- **The task**: Determine the number of lines that contain the word "type", then state that number and nothing more.

::: Record list :::

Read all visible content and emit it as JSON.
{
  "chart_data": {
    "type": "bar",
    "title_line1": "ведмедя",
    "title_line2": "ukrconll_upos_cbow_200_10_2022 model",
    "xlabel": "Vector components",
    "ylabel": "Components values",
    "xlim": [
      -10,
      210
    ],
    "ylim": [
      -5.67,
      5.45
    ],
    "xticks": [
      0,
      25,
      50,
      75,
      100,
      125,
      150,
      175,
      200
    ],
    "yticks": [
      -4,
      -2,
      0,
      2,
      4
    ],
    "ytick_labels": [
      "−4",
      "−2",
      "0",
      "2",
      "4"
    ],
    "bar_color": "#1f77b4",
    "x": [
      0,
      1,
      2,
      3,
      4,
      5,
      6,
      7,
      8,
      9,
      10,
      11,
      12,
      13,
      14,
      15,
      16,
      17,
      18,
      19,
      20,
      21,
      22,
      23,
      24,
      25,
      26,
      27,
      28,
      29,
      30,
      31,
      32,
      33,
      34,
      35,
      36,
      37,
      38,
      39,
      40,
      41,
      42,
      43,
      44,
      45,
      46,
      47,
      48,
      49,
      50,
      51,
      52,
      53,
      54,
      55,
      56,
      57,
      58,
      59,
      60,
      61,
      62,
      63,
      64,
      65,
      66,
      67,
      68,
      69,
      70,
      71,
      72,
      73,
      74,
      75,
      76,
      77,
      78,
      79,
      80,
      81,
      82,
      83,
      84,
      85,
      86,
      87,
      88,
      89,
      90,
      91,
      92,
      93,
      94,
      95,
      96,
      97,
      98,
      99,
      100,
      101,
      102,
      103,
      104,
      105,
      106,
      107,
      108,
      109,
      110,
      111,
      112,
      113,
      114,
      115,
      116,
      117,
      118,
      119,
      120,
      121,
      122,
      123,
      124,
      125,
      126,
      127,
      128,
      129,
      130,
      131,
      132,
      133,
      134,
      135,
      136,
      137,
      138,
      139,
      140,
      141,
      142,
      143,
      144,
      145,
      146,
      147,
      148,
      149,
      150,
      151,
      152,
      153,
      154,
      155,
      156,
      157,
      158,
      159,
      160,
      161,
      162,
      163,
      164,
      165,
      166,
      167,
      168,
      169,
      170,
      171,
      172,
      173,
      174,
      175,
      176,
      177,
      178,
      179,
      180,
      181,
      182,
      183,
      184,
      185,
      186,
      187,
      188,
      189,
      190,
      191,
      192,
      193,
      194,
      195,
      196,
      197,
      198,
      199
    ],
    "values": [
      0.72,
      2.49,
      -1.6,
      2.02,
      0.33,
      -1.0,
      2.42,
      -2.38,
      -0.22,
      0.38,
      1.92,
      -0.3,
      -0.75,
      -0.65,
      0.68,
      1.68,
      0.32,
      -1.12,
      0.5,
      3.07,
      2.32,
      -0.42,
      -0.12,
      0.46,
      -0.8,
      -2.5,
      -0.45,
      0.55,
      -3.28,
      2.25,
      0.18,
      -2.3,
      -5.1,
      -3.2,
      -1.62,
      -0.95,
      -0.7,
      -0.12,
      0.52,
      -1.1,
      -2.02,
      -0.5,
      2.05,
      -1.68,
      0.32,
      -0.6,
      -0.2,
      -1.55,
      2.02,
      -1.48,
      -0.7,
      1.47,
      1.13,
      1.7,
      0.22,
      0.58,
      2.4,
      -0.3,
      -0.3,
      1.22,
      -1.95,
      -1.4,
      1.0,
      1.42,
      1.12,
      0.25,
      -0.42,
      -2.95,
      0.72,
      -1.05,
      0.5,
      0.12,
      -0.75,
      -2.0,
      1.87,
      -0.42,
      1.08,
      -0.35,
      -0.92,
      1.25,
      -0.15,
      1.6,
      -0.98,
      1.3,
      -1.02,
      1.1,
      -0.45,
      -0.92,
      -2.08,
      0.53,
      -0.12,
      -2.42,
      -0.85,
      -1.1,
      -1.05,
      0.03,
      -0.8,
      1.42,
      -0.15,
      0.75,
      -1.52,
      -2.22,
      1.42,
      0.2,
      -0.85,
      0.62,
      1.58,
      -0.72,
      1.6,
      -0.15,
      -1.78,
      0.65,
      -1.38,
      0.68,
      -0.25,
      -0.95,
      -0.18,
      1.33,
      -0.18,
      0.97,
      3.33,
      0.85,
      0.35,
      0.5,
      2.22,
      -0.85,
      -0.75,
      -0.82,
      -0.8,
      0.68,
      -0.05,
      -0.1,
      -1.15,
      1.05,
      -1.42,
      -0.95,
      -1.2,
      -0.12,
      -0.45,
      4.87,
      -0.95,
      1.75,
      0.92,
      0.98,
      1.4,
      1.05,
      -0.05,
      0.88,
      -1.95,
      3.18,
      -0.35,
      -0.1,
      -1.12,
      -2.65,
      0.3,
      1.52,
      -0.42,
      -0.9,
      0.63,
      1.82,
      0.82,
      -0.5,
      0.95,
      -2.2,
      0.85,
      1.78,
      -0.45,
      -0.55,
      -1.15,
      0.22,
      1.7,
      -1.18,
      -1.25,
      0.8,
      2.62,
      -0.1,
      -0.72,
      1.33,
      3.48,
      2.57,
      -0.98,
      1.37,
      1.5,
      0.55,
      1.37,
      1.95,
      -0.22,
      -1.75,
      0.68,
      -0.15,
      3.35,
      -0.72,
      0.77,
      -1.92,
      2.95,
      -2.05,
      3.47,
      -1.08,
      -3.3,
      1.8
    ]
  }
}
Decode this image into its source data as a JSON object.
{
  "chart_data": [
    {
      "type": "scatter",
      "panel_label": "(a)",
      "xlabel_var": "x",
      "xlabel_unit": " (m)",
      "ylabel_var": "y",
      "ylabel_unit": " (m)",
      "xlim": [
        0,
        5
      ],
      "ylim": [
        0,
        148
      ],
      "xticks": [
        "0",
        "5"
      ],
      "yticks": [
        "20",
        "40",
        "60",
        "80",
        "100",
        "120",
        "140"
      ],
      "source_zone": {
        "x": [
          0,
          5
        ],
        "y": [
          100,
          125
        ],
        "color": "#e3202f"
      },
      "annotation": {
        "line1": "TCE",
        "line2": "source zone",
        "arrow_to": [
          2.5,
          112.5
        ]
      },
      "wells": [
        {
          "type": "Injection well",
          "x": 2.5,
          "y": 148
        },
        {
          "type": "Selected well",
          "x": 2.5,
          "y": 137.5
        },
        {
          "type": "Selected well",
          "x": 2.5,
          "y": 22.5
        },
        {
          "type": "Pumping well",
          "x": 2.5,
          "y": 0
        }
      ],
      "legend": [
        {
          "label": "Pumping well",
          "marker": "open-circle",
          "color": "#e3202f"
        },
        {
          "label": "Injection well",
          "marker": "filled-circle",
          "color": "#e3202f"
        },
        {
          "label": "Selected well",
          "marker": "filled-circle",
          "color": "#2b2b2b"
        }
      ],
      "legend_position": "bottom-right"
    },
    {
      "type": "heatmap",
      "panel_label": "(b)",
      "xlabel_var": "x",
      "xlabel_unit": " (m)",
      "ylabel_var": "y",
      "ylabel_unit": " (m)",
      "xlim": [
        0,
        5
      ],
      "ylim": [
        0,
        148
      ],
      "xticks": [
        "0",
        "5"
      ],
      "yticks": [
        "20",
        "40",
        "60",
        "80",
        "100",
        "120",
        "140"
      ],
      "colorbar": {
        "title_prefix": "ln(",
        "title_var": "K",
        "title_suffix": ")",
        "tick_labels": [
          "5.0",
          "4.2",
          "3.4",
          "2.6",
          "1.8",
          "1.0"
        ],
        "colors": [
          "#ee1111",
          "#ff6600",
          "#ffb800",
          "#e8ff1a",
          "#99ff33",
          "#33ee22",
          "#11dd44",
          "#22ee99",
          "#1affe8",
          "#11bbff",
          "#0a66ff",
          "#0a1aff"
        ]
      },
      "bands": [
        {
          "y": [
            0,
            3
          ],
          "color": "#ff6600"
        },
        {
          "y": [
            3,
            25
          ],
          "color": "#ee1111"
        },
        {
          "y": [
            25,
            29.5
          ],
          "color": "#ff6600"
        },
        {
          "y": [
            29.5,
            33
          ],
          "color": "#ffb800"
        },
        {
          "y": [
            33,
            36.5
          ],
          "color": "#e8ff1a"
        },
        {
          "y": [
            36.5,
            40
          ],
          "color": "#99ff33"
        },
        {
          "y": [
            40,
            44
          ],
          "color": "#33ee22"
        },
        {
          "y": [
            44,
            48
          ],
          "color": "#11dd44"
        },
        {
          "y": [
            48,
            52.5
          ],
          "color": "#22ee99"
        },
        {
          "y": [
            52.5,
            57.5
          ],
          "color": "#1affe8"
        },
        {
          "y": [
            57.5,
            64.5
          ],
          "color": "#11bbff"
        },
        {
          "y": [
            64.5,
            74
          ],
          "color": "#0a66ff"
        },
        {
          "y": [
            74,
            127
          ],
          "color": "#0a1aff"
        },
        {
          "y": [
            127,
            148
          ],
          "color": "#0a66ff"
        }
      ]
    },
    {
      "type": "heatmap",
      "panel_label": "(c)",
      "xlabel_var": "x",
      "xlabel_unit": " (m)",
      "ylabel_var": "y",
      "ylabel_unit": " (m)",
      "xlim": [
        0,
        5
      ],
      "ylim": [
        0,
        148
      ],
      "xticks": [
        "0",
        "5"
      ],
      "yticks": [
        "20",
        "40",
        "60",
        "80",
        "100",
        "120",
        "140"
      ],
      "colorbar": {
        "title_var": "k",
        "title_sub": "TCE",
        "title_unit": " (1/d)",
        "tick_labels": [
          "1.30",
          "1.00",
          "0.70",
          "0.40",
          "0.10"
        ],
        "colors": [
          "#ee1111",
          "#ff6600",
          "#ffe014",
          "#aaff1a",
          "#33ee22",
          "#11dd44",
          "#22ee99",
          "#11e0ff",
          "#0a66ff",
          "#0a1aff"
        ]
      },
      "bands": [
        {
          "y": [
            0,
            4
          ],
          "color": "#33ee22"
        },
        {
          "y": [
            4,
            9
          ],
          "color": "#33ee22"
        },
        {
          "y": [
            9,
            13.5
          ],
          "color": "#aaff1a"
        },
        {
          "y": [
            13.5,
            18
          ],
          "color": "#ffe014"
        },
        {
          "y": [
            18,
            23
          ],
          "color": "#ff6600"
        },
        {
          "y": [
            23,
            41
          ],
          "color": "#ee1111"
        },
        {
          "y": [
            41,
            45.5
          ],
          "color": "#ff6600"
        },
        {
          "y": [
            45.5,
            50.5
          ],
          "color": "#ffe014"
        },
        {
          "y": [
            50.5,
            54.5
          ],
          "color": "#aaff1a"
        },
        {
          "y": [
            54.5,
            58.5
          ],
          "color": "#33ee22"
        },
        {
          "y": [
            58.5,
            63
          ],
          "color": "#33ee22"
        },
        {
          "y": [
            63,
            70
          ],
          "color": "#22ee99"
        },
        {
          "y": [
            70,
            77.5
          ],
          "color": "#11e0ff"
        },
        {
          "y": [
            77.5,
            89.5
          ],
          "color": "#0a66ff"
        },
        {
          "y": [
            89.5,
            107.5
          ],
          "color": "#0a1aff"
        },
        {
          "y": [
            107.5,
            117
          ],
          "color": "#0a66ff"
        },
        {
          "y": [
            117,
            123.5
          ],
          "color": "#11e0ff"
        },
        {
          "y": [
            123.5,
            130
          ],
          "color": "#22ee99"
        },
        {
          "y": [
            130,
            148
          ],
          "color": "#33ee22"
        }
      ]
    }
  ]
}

:::

- **Response to the task**: 8